Instruction: From the records, pick out and copy each line containing "name".

Figure dataset records
######

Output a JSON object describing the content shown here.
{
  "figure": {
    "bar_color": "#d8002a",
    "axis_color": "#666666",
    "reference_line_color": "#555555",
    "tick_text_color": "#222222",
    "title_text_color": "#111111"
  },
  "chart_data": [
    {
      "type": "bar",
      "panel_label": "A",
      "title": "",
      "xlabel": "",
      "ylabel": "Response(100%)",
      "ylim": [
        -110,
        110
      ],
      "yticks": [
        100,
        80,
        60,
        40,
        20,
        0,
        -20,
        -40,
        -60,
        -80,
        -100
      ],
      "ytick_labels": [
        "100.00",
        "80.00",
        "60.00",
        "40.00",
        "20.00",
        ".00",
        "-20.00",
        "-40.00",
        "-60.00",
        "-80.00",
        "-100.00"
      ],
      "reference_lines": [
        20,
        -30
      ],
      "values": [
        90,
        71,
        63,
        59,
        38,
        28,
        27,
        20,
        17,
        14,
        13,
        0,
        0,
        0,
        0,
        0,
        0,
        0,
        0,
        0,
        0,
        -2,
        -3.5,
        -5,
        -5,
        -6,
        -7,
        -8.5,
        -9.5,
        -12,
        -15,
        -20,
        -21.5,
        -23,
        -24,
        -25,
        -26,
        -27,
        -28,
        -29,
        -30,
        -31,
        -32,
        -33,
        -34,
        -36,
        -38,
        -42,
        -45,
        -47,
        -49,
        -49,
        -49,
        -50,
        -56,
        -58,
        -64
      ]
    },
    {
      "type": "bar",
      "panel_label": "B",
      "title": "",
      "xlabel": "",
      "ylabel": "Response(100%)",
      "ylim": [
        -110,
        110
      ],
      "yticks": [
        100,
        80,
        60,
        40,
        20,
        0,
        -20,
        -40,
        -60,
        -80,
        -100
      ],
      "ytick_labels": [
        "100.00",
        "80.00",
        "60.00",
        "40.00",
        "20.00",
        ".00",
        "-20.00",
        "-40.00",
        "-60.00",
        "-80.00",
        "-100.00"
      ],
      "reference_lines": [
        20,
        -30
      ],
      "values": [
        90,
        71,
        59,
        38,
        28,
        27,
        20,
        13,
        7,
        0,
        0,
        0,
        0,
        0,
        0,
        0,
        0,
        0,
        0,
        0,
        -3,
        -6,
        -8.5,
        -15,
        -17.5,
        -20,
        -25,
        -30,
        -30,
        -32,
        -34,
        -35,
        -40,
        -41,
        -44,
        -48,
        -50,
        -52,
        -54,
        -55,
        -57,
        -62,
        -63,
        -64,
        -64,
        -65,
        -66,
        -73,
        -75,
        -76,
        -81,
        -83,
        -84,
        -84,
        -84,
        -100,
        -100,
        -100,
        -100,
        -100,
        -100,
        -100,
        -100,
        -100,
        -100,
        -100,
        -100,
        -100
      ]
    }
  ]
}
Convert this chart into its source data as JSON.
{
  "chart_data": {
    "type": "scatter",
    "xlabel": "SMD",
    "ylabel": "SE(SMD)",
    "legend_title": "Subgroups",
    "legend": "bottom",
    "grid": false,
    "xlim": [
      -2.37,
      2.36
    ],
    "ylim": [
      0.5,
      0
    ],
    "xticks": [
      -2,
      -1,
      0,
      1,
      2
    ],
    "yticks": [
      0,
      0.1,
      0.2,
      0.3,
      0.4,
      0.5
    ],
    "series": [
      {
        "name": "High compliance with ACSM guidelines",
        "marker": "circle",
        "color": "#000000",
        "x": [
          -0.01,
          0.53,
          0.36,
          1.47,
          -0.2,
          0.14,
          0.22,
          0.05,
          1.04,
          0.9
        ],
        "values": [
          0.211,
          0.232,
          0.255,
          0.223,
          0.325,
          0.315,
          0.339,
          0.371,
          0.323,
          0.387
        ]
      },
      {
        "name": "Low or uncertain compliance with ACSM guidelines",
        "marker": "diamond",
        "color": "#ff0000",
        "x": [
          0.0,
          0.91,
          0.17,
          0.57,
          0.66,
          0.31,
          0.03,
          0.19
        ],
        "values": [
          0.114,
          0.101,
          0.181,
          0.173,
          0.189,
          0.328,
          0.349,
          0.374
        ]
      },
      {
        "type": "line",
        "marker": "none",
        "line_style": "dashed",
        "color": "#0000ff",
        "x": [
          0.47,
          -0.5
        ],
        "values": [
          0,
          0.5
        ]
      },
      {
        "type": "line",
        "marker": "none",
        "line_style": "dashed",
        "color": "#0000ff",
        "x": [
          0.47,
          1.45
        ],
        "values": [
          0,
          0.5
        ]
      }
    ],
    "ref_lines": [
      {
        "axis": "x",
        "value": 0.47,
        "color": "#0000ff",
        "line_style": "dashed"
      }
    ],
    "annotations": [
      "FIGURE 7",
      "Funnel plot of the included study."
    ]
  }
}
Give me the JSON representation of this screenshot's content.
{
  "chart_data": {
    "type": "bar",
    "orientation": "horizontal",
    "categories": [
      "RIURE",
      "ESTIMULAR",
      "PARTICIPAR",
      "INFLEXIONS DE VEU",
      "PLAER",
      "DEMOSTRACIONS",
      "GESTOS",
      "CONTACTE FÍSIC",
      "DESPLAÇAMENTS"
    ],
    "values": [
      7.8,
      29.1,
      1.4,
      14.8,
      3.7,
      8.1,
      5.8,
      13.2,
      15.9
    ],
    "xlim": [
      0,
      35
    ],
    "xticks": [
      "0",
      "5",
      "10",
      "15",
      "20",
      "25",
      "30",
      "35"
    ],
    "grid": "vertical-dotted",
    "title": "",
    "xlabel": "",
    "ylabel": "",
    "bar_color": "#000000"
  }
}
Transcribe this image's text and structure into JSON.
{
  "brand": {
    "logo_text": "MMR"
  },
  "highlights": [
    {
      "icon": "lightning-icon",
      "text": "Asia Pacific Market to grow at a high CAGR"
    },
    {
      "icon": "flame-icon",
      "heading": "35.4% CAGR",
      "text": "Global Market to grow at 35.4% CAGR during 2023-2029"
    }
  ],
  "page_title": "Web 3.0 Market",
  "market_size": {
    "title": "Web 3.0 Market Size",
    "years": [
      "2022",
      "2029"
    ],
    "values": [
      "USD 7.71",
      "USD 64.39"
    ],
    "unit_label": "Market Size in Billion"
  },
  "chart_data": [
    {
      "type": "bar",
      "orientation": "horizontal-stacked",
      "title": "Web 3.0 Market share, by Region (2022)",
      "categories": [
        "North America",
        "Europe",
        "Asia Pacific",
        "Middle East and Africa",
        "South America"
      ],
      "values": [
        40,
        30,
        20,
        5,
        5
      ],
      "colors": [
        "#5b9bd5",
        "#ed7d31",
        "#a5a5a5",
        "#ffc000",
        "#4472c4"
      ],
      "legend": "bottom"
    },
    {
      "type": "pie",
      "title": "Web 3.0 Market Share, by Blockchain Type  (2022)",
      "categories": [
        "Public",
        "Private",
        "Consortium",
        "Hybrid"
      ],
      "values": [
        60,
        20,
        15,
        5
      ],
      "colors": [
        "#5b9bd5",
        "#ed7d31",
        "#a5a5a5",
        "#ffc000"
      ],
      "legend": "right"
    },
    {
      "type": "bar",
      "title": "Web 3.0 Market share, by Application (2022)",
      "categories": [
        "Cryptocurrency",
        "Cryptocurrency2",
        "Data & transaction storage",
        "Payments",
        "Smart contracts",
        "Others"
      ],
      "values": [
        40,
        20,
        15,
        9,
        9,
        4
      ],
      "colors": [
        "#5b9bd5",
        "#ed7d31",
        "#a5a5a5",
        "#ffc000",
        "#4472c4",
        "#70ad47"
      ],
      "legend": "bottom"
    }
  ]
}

######

Finished exercise:
        "name": "High compliance with ACSM guidelines",
        "name": "Low or uncertain compliance with ACSM guidelines",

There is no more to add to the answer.